* Data entries:
__________________________________________________
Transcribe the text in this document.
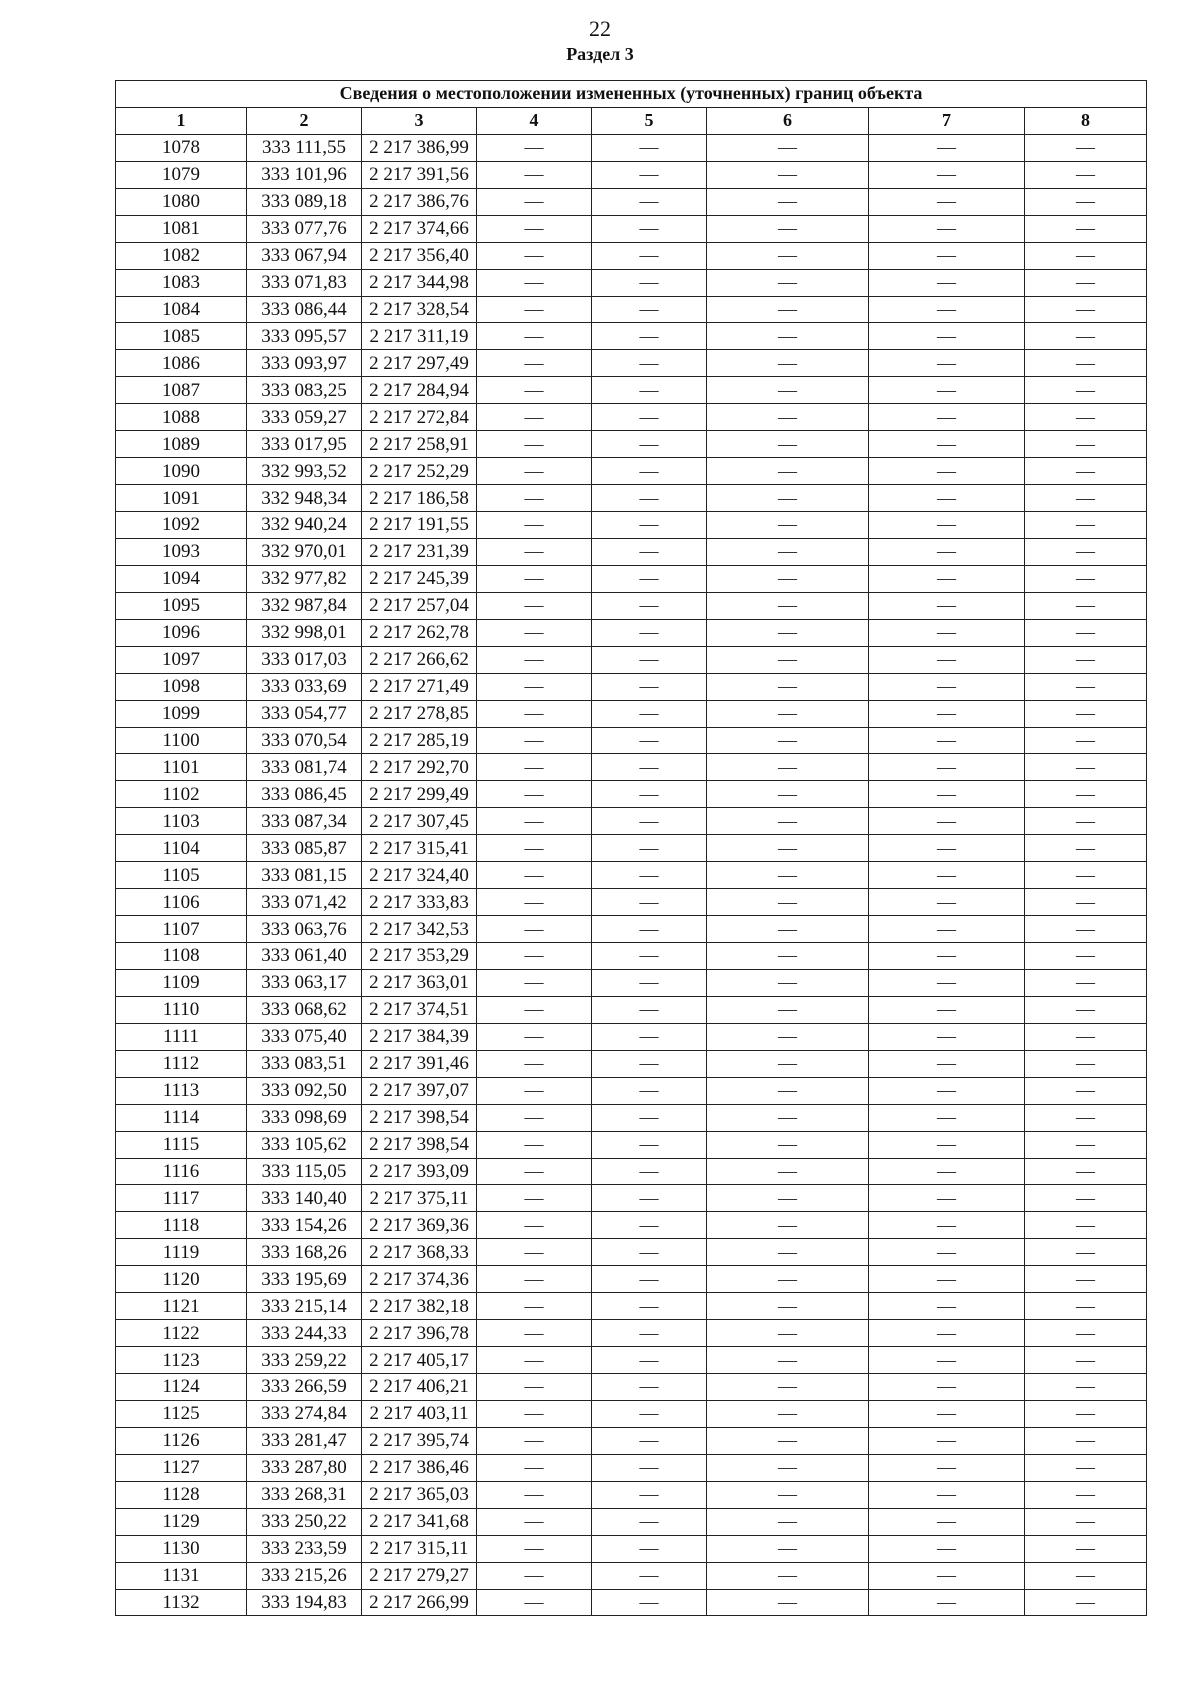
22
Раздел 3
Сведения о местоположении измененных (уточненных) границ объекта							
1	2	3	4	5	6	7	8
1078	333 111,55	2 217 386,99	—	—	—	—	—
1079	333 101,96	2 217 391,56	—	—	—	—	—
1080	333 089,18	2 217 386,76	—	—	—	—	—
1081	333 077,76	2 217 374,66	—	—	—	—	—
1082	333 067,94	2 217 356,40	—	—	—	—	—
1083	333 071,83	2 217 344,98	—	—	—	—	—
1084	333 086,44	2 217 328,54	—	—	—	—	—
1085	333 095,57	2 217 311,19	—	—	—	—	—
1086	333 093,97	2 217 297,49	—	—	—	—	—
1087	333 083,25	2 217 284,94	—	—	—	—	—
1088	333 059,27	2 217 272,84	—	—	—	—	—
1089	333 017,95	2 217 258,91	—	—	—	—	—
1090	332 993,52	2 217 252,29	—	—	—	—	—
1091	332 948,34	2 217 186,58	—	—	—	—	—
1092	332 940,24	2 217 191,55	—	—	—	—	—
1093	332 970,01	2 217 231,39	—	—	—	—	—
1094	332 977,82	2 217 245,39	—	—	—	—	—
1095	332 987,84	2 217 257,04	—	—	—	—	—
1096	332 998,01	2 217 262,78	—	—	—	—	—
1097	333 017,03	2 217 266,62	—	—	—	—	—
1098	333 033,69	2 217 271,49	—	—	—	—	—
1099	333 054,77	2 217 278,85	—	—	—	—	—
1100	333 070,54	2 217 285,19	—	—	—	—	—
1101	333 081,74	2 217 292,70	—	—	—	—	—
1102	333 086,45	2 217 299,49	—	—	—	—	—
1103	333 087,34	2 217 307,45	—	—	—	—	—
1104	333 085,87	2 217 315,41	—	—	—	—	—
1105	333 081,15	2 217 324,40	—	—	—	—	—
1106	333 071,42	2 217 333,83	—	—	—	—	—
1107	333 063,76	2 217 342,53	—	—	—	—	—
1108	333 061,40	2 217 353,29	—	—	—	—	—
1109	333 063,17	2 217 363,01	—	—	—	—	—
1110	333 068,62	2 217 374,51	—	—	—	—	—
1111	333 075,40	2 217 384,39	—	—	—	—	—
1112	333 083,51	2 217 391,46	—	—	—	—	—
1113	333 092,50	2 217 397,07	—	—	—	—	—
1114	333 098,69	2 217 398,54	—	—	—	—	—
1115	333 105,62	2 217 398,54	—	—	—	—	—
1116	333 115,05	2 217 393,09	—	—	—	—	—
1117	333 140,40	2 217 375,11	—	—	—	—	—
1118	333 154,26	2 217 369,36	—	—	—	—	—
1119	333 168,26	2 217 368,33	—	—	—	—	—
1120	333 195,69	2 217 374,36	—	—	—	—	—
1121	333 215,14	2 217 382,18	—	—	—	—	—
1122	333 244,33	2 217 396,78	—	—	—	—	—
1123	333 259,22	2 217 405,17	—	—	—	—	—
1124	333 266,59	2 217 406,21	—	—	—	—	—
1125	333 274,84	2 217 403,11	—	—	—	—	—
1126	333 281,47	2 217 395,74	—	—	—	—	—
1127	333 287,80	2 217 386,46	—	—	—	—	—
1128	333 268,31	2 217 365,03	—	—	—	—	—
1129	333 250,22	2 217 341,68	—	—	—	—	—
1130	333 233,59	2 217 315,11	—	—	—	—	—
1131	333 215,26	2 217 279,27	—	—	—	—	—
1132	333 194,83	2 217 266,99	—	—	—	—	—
__________________________________________________
* Task details: Output the entries above exactly, without their pictures.

* The response:
Transcribe the text in this document.
22
Раздел 3
Сведения о местоположении измененных (уточненных) границ объекта							
1	2	3	4	5	6	7	8
1078	333 111,55	2 217 386,99	—	—	—	—	—
1079	333 101,96	2 217 391,56	—	—	—	—	—
1080	333 089,18	2 217 386,76	—	—	—	—	—
1081	333 077,76	2 217 374,66	—	—	—	—	—
1082	333 067,94	2 217 356,40	—	—	—	—	—
1083	333 071,83	2 217 344,98	—	—	—	—	—
1084	333 086,44	2 217 328,54	—	—	—	—	—
1085	333 095,57	2 217 311,19	—	—	—	—	—
1086	333 093,97	2 217 297,49	—	—	—	—	—
1087	333 083,25	2 217 284,94	—	—	—	—	—
1088	333 059,27	2 217 272,84	—	—	—	—	—
1089	333 017,95	2 217 258,91	—	—	—	—	—
1090	332 993,52	2 217 252,29	—	—	—	—	—
1091	332 948,34	2 217 186,58	—	—	—	—	—
1092	332 940,24	2 217 191,55	—	—	—	—	—
1093	332 970,01	2 217 231,39	—	—	—	—	—
1094	332 977,82	2 217 245,39	—	—	—	—	—
1095	332 987,84	2 217 257,04	—	—	—	—	—
1096	332 998,01	2 217 262,78	—	—	—	—	—
1097	333 017,03	2 217 266,62	—	—	—	—	—
1098	333 033,69	2 217 271,49	—	—	—	—	—
1099	333 054,77	2 217 278,85	—	—	—	—	—
1100	333 070,54	2 217 285,19	—	—	—	—	—
1101	333 081,74	2 217 292,70	—	—	—	—	—
1102	333 086,45	2 217 299,49	—	—	—	—	—
1103	333 087,34	2 217 307,45	—	—	—	—	—
1104	333 085,87	2 217 315,41	—	—	—	—	—
1105	333 081,15	2 217 324,40	—	—	—	—	—
1106	333 071,42	2 217 333,83	—	—	—	—	—
1107	333 063,76	2 217 342,53	—	—	—	—	—
1108	333 061,40	2 217 353,29	—	—	—	—	—
1109	333 063,17	2 217 363,01	—	—	—	—	—
1110	333 068,62	2 217 374,51	—	—	—	—	—
1111	333 075,40	2 217 384,39	—	—	—	—	—
1112	333 083,51	2 217 391,46	—	—	—	—	—
1113	333 092,50	2 217 397,07	—	—	—	—	—
1114	333 098,69	2 217 398,54	—	—	—	—	—
1115	333 105,62	2 217 398,54	—	—	—	—	—
1116	333 115,05	2 217 393,09	—	—	—	—	—
1117	333 140,40	2 217 375,11	—	—	—	—	—
1118	333 154,26	2 217 369,36	—	—	—	—	—
1119	333 168,26	2 217 368,33	—	—	—	—	—
1120	333 195,69	2 217 374,36	—	—	—	—	—
1121	333 215,14	2 217 382,18	—	—	—	—	—
1122	333 244,33	2 217 396,78	—	—	—	—	—
1123	333 259,22	2 217 405,17	—	—	—	—	—
1124	333 266,59	2 217 406,21	—	—	—	—	—
1125	333 274,84	2 217 403,11	—	—	—	—	—
1126	333 281,47	2 217 395,74	—	—	—	—	—
1127	333 287,80	2 217 386,46	—	—	—	—	—
1128	333 268,31	2 217 365,03	—	—	—	—	—
1129	333 250,22	2 217 341,68	—	—	—	—	—
1130	333 233,59	2 217 315,11	—	—	—	—	—
1131	333 215,26	2 217 279,27	—	—	—	—	—
1132	333 194,83	2 217 266,99	—	—	—	—	—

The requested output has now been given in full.